Objective ▸ Each line that holds the word "successfully" should be returned.

Data for the task ▸
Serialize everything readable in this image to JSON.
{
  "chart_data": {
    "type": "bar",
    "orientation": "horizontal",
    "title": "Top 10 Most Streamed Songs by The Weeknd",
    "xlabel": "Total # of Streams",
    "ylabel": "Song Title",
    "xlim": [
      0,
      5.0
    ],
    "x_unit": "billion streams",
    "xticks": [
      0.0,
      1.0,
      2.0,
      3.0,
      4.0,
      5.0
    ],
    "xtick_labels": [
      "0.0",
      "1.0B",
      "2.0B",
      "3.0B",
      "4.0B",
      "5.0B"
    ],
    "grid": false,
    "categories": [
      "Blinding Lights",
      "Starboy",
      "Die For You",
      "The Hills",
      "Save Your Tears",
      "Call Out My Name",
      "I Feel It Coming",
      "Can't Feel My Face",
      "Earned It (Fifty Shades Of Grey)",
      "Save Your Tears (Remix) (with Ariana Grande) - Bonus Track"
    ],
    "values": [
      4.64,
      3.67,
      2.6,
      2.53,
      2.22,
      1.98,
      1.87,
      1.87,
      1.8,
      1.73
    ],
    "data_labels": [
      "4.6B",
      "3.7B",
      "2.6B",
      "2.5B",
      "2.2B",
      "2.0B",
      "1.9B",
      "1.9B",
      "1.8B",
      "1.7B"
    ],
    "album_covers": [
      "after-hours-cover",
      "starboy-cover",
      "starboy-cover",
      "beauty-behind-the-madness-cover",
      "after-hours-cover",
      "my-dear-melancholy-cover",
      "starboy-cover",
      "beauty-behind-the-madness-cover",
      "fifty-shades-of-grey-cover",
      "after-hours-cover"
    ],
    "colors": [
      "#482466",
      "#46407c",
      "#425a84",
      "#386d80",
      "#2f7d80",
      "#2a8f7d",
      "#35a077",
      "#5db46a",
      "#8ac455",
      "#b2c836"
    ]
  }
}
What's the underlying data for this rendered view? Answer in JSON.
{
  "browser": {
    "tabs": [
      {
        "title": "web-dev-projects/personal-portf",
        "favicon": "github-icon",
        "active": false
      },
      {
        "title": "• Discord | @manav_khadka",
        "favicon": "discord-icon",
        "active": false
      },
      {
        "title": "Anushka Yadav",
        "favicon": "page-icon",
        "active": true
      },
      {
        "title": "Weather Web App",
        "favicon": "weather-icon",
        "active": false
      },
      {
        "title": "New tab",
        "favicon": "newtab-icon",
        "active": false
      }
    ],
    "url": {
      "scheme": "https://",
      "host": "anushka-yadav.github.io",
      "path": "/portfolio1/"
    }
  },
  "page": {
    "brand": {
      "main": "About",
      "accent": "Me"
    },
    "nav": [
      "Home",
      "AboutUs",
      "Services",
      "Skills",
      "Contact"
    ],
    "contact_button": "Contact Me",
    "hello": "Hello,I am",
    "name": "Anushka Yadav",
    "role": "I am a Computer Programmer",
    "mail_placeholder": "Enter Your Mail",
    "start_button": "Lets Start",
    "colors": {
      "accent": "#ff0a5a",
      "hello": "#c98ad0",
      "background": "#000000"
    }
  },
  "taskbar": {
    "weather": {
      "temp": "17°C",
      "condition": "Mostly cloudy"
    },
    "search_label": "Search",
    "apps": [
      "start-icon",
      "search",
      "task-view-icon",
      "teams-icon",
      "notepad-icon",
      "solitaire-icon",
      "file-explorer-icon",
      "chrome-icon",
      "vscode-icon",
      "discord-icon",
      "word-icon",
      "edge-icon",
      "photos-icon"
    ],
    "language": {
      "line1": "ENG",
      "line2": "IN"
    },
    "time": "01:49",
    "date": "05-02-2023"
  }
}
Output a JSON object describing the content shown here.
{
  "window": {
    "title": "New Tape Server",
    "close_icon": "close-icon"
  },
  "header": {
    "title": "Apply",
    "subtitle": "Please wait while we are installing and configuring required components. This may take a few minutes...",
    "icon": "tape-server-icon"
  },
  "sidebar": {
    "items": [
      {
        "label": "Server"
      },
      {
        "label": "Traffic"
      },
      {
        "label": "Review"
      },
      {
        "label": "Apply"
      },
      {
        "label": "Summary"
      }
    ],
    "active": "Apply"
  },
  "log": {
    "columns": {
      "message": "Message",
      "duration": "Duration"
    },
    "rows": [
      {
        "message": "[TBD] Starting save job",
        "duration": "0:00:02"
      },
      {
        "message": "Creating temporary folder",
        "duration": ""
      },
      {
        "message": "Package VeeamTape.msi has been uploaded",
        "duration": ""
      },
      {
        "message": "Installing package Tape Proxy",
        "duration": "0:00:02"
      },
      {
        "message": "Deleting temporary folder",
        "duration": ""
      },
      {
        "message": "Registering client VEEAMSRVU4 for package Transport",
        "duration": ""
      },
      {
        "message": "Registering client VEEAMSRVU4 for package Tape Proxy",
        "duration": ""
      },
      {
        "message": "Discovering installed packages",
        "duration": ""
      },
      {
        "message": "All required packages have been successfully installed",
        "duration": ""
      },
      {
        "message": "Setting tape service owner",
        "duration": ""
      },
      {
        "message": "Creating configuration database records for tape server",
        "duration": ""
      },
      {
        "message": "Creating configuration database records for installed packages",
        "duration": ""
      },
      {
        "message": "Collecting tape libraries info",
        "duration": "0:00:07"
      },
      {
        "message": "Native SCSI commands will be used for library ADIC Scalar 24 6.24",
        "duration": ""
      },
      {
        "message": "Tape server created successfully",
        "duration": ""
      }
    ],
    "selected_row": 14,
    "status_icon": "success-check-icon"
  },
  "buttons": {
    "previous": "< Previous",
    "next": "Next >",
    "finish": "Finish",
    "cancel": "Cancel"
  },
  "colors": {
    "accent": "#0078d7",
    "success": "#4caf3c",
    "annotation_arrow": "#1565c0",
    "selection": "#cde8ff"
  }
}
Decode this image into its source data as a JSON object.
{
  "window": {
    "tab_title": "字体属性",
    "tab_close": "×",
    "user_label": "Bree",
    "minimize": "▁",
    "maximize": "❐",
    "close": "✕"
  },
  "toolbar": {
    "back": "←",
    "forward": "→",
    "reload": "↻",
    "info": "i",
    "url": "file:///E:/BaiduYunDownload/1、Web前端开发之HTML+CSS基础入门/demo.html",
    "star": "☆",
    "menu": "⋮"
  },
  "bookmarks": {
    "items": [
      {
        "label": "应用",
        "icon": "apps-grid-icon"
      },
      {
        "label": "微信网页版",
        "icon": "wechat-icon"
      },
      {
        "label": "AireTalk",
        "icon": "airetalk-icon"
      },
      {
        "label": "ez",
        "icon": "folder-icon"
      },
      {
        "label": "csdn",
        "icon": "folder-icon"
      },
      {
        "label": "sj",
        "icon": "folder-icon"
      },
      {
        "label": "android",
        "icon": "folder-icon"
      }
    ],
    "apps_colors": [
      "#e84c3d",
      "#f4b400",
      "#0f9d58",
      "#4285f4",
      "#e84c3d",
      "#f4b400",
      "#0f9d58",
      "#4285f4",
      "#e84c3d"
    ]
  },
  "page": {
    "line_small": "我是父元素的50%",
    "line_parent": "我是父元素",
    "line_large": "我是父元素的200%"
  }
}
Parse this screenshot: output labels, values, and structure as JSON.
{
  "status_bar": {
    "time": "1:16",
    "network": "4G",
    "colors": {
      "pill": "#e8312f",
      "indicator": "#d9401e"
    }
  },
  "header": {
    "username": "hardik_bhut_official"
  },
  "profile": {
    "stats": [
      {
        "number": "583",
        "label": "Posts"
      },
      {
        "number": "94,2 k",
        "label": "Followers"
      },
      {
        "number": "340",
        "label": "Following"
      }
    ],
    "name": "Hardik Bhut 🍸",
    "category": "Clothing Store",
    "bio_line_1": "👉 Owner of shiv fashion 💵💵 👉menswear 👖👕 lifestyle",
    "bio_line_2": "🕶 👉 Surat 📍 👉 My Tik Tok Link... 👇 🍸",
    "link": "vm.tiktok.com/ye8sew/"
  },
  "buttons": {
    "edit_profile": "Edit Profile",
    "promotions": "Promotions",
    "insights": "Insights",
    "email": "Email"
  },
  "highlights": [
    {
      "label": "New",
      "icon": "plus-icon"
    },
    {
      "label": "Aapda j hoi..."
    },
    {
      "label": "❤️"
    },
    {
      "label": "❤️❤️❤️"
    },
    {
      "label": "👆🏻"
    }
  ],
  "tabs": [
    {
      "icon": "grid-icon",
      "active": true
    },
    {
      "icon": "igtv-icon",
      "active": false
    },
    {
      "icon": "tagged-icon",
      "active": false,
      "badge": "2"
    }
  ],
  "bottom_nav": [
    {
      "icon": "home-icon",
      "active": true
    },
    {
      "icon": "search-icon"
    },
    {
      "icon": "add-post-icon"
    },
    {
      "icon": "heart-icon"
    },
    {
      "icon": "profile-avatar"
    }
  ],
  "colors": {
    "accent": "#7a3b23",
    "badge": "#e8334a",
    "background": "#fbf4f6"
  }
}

Reply ▸
        "message": "All required packages have been successfully installed",
        "message": "Tape server created successfully",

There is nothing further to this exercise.